Directive » Reproduce every item below verbatim, line for line, and leave the pictures out of your output.

Record excerpts »
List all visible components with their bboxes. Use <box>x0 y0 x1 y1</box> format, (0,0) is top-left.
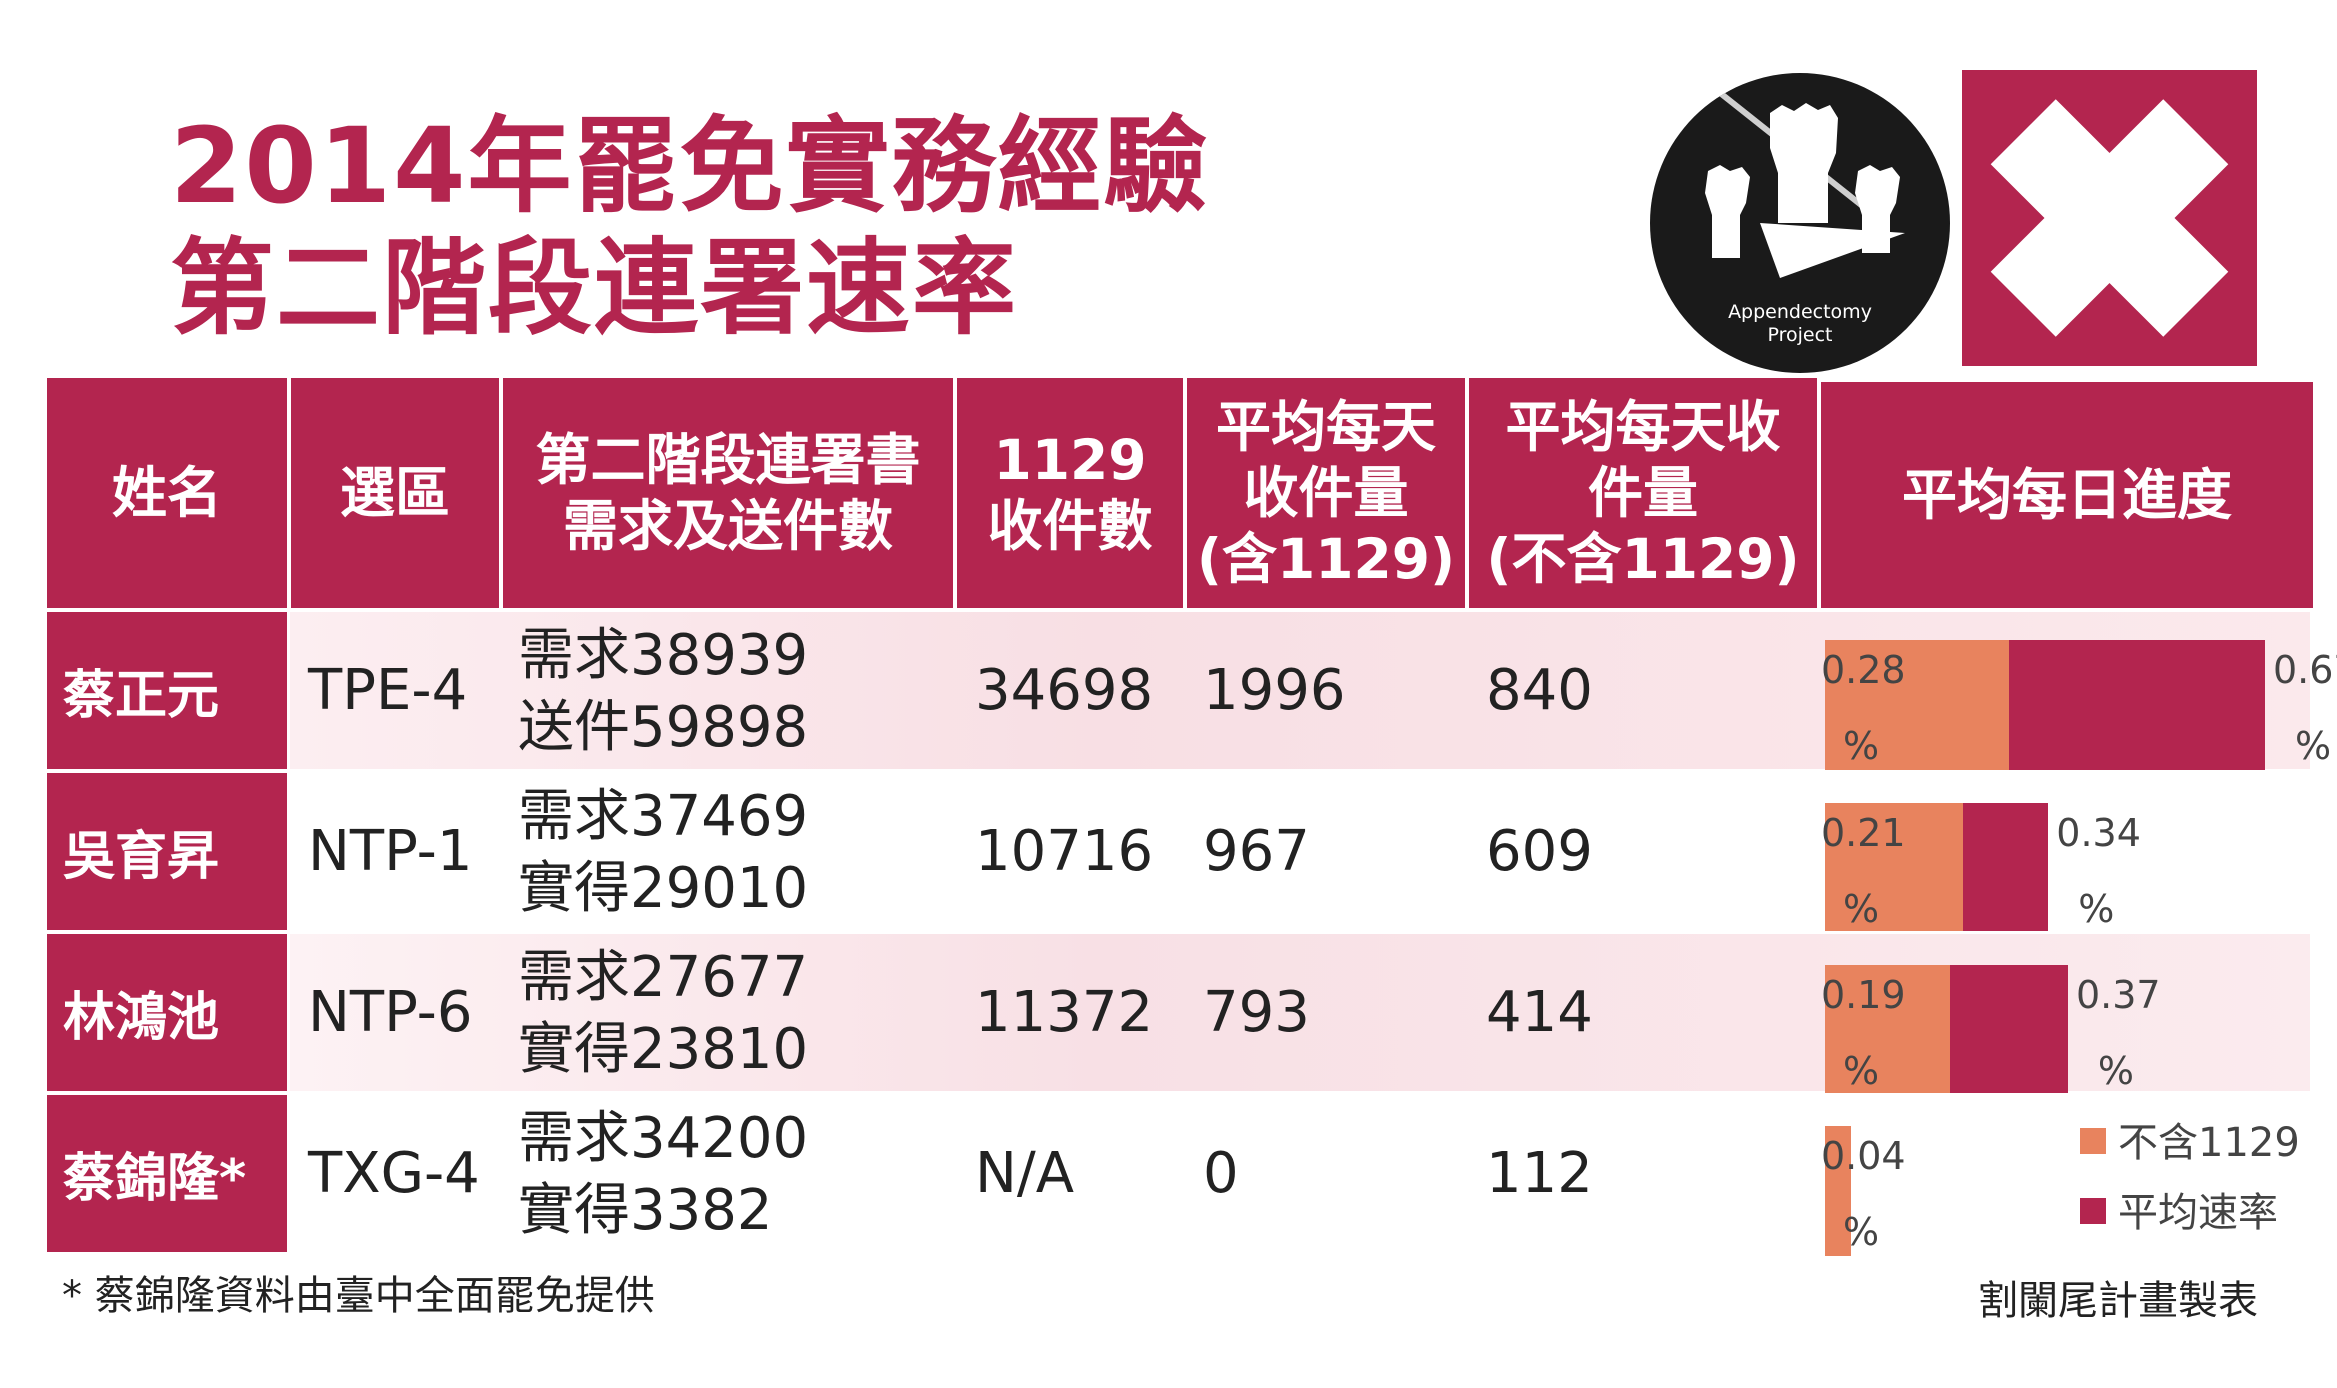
header-avg-incl-line-1: 平均每天 <box>1215 395 1436 459</box>
progress-label-avg-3: 0.37% <box>2075 957 2161 1109</box>
row-2-stage2: 需求37469 實得29010 <box>518 781 808 925</box>
progress-unit-avg-3: % <box>2097 1049 2135 1093</box>
progress-bar-excl-2 <box>1825 803 1963 931</box>
x-logo <box>1962 70 2257 366</box>
progress-bar-avg-3 <box>1949 965 2068 1093</box>
row-4-avg-incl: 0 <box>1203 1141 1239 1206</box>
row-2-demand: 需求37469 <box>518 784 809 849</box>
progress-unit-excl-4: % <box>1842 1210 1880 1254</box>
header-avg-incl-line-3: (含1129) <box>1196 527 1456 591</box>
row-4-name: 蔡錦隆* <box>47 1095 287 1252</box>
header-1129: 1129 收件數 <box>957 378 1183 608</box>
row-3-district: NTP-6 <box>308 980 473 1045</box>
row-4-submitted: 實得3382 <box>518 1178 773 1243</box>
progress-unit-avg-2: % <box>2078 887 2115 931</box>
row-3-received-1129: 11372 <box>975 980 1154 1045</box>
row-3-name: 林鴻池 <box>47 934 287 1091</box>
progress-unit-excl-2: % <box>1842 887 1880 931</box>
row-3-stage2: 需求27677 實得23810 <box>518 942 808 1086</box>
row-3-submitted: 實得23810 <box>518 1017 809 1082</box>
progress-label-excl-4: 0.04% <box>1821 1118 1906 1270</box>
row-1-district: TPE-4 <box>308 658 468 723</box>
header-district: 選區 <box>291 378 499 608</box>
row-1-received-1129: 34698 <box>975 658 1154 723</box>
logo-caption-line-1: Appendectomy <box>1728 301 1872 323</box>
legend-avg-label: 平均速率 <box>2118 1190 2278 1236</box>
progress-value-excl-1: 0.28 <box>1821 648 1906 692</box>
logo-caption-line-2: Project <box>1767 324 1833 346</box>
raised-fists-icon <box>1693 73 1905 278</box>
header-name: 姓名 <box>47 378 287 608</box>
row-1-avg-excl: 840 <box>1486 658 1593 723</box>
credit: 割闌尾計畫製表 <box>1978 1278 2258 1324</box>
row-4-avg-excl: 112 <box>1486 1141 1593 1206</box>
title-line-1: 2014年罷免實務經驗 <box>170 105 1210 227</box>
progress-label-avg-1: 0.67% <box>2273 632 2337 784</box>
header-stage2: 第二階段連署書 需求及送件數 <box>503 378 953 608</box>
progress-unit-excl-3: % <box>1842 1049 1880 1093</box>
progress-bar-excl-3 <box>1825 965 1950 1093</box>
row-4-stage2: 需求34200 實得3382 <box>518 1103 808 1247</box>
progress-unit-excl-1: % <box>1842 724 1880 768</box>
header-avg-excl-line-3: (不含1129) <box>1486 527 1800 591</box>
row-1-name: 蔡正元 <box>47 612 287 769</box>
row-1-avg-incl: 1996 <box>1203 658 1346 723</box>
progress-label-avg-2: 0.34% <box>2056 795 2141 947</box>
progress-value-avg-1: 0.67 <box>2273 648 2337 692</box>
row-2-received-1129: 10716 <box>975 819 1154 884</box>
row-2-district: NTP-1 <box>308 819 473 884</box>
progress-label-excl-3: 0.19% <box>1821 957 1906 1109</box>
row-2-avg-excl: 609 <box>1486 819 1593 884</box>
legend-excl-swatch <box>2080 1128 2106 1154</box>
header-1129-line-1: 1129 <box>993 428 1147 492</box>
row-2-avg-incl: 967 <box>1203 819 1310 884</box>
appendectomy-project-logo: Appendectomy Project <box>1650 73 1950 373</box>
progress-value-avg-2: 0.34 <box>2056 811 2141 855</box>
row-4-demand: 需求34200 <box>518 1106 809 1171</box>
progress-bar-avg-2 <box>1962 803 2049 931</box>
progress-label-excl-2: 0.21% <box>1821 795 1906 947</box>
row-background-4 <box>290 1095 2310 1252</box>
progress-value-excl-2: 0.21 <box>1821 811 1906 855</box>
x-icon <box>1990 99 2229 337</box>
header-1129-line-2: 收件數 <box>987 494 1153 558</box>
header-progress: 平均每日進度 <box>1821 382 2313 608</box>
progress-label-excl-1: 0.28% <box>1821 632 1906 784</box>
progress-bar-avg-1 <box>2008 640 2265 770</box>
legend-avg-swatch <box>2080 1198 2106 1224</box>
page-title: 2014年罷免實務經驗 第二階段連署速率 <box>170 105 1209 349</box>
row-1-submitted: 送件59898 <box>518 695 809 760</box>
header-avg-excl-line-2: 件量 <box>1587 461 1698 525</box>
legend-excl-label: 不含1129 <box>2118 1120 2300 1166</box>
progress-unit-avg-1: % <box>2294 724 2332 768</box>
header-avg-incl-line-2: 收件量 <box>1243 461 1409 525</box>
row-2-submitted: 實得29010 <box>518 856 809 921</box>
progress-bar-excl-4 <box>1825 1126 1852 1256</box>
header-stage2-line-1: 第二階段連署書 <box>535 428 921 492</box>
title-line-2: 第二階段連署速率 <box>170 227 1019 349</box>
row-1-stage2: 需求38939 送件59898 <box>518 620 808 764</box>
header-stage2-line-2: 需求及送件數 <box>562 494 893 558</box>
row-2-name: 吳育昇 <box>47 773 287 930</box>
progress-value-avg-3: 0.37 <box>2075 973 2161 1017</box>
row-3-demand: 需求27677 <box>518 945 809 1010</box>
logo-caption: Appendectomy Project <box>1650 301 1950 347</box>
row-4-district: TXG-4 <box>308 1141 480 1206</box>
row-4-received-1129: N/A <box>975 1141 1075 1206</box>
header-avg-incl: 平均每天 收件量 (含1129) <box>1187 378 1465 608</box>
row-3-avg-incl: 793 <box>1203 980 1310 1045</box>
header-avg-excl: 平均每天收 件量 (不含1129) <box>1469 378 1817 608</box>
progress-bar-excl-1 <box>1825 640 2009 770</box>
header-avg-excl-line-1: 平均每天收 <box>1505 395 1781 459</box>
progress-value-excl-3: 0.19 <box>1821 973 1906 1017</box>
row-1-demand: 需求38939 <box>518 623 809 688</box>
progress-value-excl-4: 0.04 <box>1821 1134 1906 1178</box>
footnote: * 蔡錦隆資料由臺中全面罷免提供 <box>62 1273 655 1319</box>
row-3-avg-excl: 414 <box>1486 980 1593 1045</box>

Response »
List all visible components with their bboxes. Use <box>x0 y0 x1 y1</box> format, (0,0) is top-left.
header-avg-incl-line-1: 平均每天 <box>1215 395 1436 459</box>
progress-label-avg-3: 0.37% <box>2075 957 2161 1109</box>
row-2-stage2: 需求37469 實得29010 <box>518 781 808 925</box>
progress-unit-avg-3: % <box>2097 1049 2135 1093</box>
progress-bar-excl-2 <box>1825 803 1963 931</box>
x-logo <box>1962 70 2257 366</box>
progress-bar-avg-3 <box>1949 965 2068 1093</box>
row-4-avg-incl: 0 <box>1203 1141 1239 1206</box>
row-2-demand: 需求37469 <box>518 784 809 849</box>
progress-unit-excl-4: % <box>1842 1210 1880 1254</box>
header-avg-incl-line-3: (含1129) <box>1196 527 1456 591</box>
row-4-name: 蔡錦隆* <box>47 1095 287 1252</box>
header-1129: 1129 收件數 <box>957 378 1183 608</box>
row-3-district: NTP-6 <box>308 980 473 1045</box>
row-4-submitted: 實得3382 <box>518 1178 773 1243</box>
progress-unit-avg-2: % <box>2078 887 2115 931</box>
row-3-received-1129: 11372 <box>975 980 1154 1045</box>
row-3-name: 林鴻池 <box>47 934 287 1091</box>
progress-unit-excl-2: % <box>1842 887 1880 931</box>
row-3-stage2: 需求27677 實得23810 <box>518 942 808 1086</box>
row-3-submitted: 實得23810 <box>518 1017 809 1082</box>
progress-label-excl-4: 0.04% <box>1821 1118 1906 1270</box>
row-1-district: TPE-4 <box>308 658 468 723</box>
header-district: 選區 <box>291 378 499 608</box>
row-1-received-1129: 34698 <box>975 658 1154 723</box>
logo-caption-line-1: Appendectomy <box>1728 301 1872 323</box>
legend-avg-label: 平均速率 <box>2118 1190 2278 1236</box>
progress-value-excl-1: 0.28 <box>1821 648 1906 692</box>
logo-caption-line-2: Project <box>1767 324 1833 346</box>
raised-fists-icon <box>1693 73 1905 278</box>
header-name: 姓名 <box>47 378 287 608</box>
row-1-avg-excl: 840 <box>1486 658 1593 723</box>
credit: 割闌尾計畫製表 <box>1978 1278 2258 1324</box>
row-4-avg-excl: 112 <box>1486 1141 1593 1206</box>
title-line-1: 2014年罷免實務經驗 <box>170 105 1210 227</box>
progress-label-avg-1: 0.67% <box>2273 632 2337 784</box>
header-stage2: 第二階段連署書 需求及送件數 <box>503 378 953 608</box>
progress-unit-excl-3: % <box>1842 1049 1880 1093</box>
progress-bar-excl-3 <box>1825 965 1950 1093</box>
row-4-stage2: 需求34200 實得3382 <box>518 1103 808 1247</box>
progress-unit-excl-1: % <box>1842 724 1880 768</box>
header-avg-excl-line-3: (不含1129) <box>1486 527 1800 591</box>
row-1-name: 蔡正元 <box>47 612 287 769</box>
row-1-avg-incl: 1996 <box>1203 658 1346 723</box>
progress-label-avg-2: 0.34% <box>2056 795 2141 947</box>
progress-value-avg-1: 0.67 <box>2273 648 2337 692</box>
row-2-received-1129: 10716 <box>975 819 1154 884</box>
row-2-district: NTP-1 <box>308 819 473 884</box>
progress-label-excl-3: 0.19% <box>1821 957 1906 1109</box>
row-2-avg-excl: 609 <box>1486 819 1593 884</box>
legend-excl-swatch <box>2080 1128 2106 1154</box>
header-1129-line-1: 1129 <box>993 428 1147 492</box>
row-2-avg-incl: 967 <box>1203 819 1310 884</box>
appendectomy-project-logo: Appendectomy Project <box>1650 73 1950 373</box>
progress-value-avg-2: 0.34 <box>2056 811 2141 855</box>
row-4-demand: 需求34200 <box>518 1106 809 1171</box>
progress-bar-avg-2 <box>1962 803 2049 931</box>
progress-label-excl-2: 0.21% <box>1821 795 1906 947</box>
row-background-4 <box>290 1095 2310 1252</box>
progress-value-excl-2: 0.21 <box>1821 811 1906 855</box>
x-icon <box>1990 99 2229 337</box>
header-1129-line-2: 收件數 <box>987 494 1153 558</box>
header-progress: 平均每日進度 <box>1821 382 2313 608</box>
progress-label-excl-1: 0.28% <box>1821 632 1906 784</box>
progress-bar-avg-1 <box>2008 640 2265 770</box>
legend-avg-swatch <box>2080 1198 2106 1224</box>
page-title: 2014年罷免實務經驗 第二階段連署速率 <box>170 105 1209 349</box>
row-1-submitted: 送件59898 <box>518 695 809 760</box>
header-avg-excl-line-2: 件量 <box>1587 461 1698 525</box>
legend-excl-label: 不含1129 <box>2118 1120 2300 1166</box>
progress-unit-avg-1: % <box>2294 724 2332 768</box>
header-avg-incl-line-2: 收件量 <box>1243 461 1409 525</box>
row-2-submitted: 實得29010 <box>518 856 809 921</box>
progress-bar-excl-4 <box>1825 1126 1852 1256</box>
header-stage2-line-1: 第二階段連署書 <box>535 428 921 492</box>
title-line-2: 第二階段連署速率 <box>170 227 1019 349</box>
row-1-stage2: 需求38939 送件59898 <box>518 620 808 764</box>
header-stage2-line-2: 需求及送件數 <box>562 494 893 558</box>
row-2-name: 吳育昇 <box>47 773 287 930</box>
progress-value-avg-3: 0.37 <box>2075 973 2161 1017</box>
row-3-demand: 需求27677 <box>518 945 809 1010</box>
logo-caption: Appendectomy Project <box>1650 301 1950 347</box>
row-4-district: TXG-4 <box>308 1141 480 1206</box>
row-4-received-1129: N/A <box>975 1141 1075 1206</box>
header-avg-incl: 平均每天 收件量 (含1129) <box>1187 378 1465 608</box>
row-3-avg-incl: 793 <box>1203 980 1310 1045</box>
header-avg-excl: 平均每天收 件量 (不含1129) <box>1469 378 1817 608</box>
progress-bar-excl-1 <box>1825 640 2009 770</box>
header-avg-excl-line-1: 平均每天收 <box>1505 395 1781 459</box>
progress-value-excl-3: 0.19 <box>1821 973 1906 1017</box>
row-1-demand: 需求38939 <box>518 623 809 688</box>
progress-value-excl-4: 0.04 <box>1821 1134 1906 1178</box>
footnote: * 蔡錦隆資料由臺中全面罷免提供 <box>62 1273 655 1319</box>
row-3-avg-excl: 414 <box>1486 980 1593 1045</box>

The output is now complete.